> _Dataset records_:

++++++

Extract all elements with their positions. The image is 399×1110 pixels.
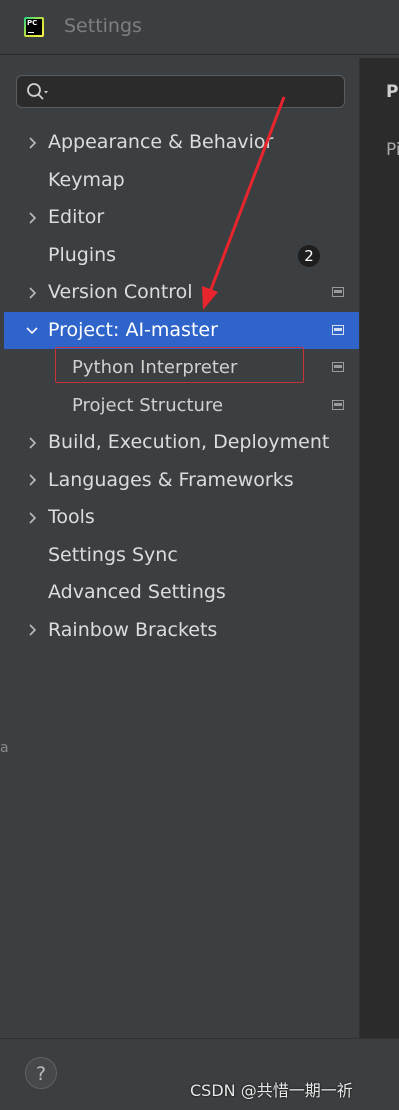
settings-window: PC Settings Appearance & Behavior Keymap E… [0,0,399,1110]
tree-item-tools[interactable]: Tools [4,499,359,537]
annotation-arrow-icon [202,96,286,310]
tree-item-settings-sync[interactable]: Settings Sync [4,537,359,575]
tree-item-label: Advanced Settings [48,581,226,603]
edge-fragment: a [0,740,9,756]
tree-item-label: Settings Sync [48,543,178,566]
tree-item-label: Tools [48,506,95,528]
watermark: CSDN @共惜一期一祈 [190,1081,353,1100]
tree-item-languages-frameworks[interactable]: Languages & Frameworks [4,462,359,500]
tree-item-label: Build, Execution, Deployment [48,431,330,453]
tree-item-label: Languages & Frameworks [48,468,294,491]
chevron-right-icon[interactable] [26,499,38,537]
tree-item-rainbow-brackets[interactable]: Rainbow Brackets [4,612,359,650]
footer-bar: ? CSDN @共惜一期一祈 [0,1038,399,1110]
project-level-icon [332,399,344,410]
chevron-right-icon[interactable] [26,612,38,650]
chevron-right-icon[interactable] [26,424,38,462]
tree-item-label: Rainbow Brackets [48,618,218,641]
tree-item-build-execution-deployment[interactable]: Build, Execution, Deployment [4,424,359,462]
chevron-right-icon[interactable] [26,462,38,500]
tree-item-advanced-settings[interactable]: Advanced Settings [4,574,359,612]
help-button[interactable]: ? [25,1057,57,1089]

++++++

> _What is needed_: Could you retype all of the lines above exactly, leaving the picture out of your answer?

> _Response_:
Extract all elements with their positions. The image is 399×1110 pixels.
settings-window: PC Settings Appearance & Behavior Keymap E… [0,0,399,1110]
tree-item-tools[interactable]: Tools [4,499,359,537]
annotation-arrow-icon [202,96,286,310]
tree-item-settings-sync[interactable]: Settings Sync [4,537,359,575]
tree-item-label: Advanced Settings [48,581,226,603]
edge-fragment: a [0,740,9,756]
tree-item-label: Settings Sync [48,543,178,566]
tree-item-label: Tools [48,506,95,528]
watermark: CSDN @共惜一期一祈 [190,1081,353,1100]
tree-item-languages-frameworks[interactable]: Languages & Frameworks [4,462,359,500]
tree-item-label: Build, Execution, Deployment [48,431,330,453]
tree-item-label: Languages & Frameworks [48,468,294,491]
chevron-right-icon[interactable] [26,499,38,537]
tree-item-rainbow-brackets[interactable]: Rainbow Brackets [4,612,359,650]
footer-bar: ? CSDN @共惜一期一祈 [0,1038,399,1110]
project-level-icon [332,399,344,410]
chevron-right-icon[interactable] [26,612,38,650]
chevron-right-icon[interactable] [26,424,38,462]
tree-item-label: Rainbow Brackets [48,618,218,641]
tree-item-build-execution-deployment[interactable]: Build, Execution, Deployment [4,424,359,462]
chevron-right-icon[interactable] [26,462,38,500]
tree-item-advanced-settings[interactable]: Advanced Settings [4,574,359,612]
help-button[interactable]: ? [25,1057,57,1089]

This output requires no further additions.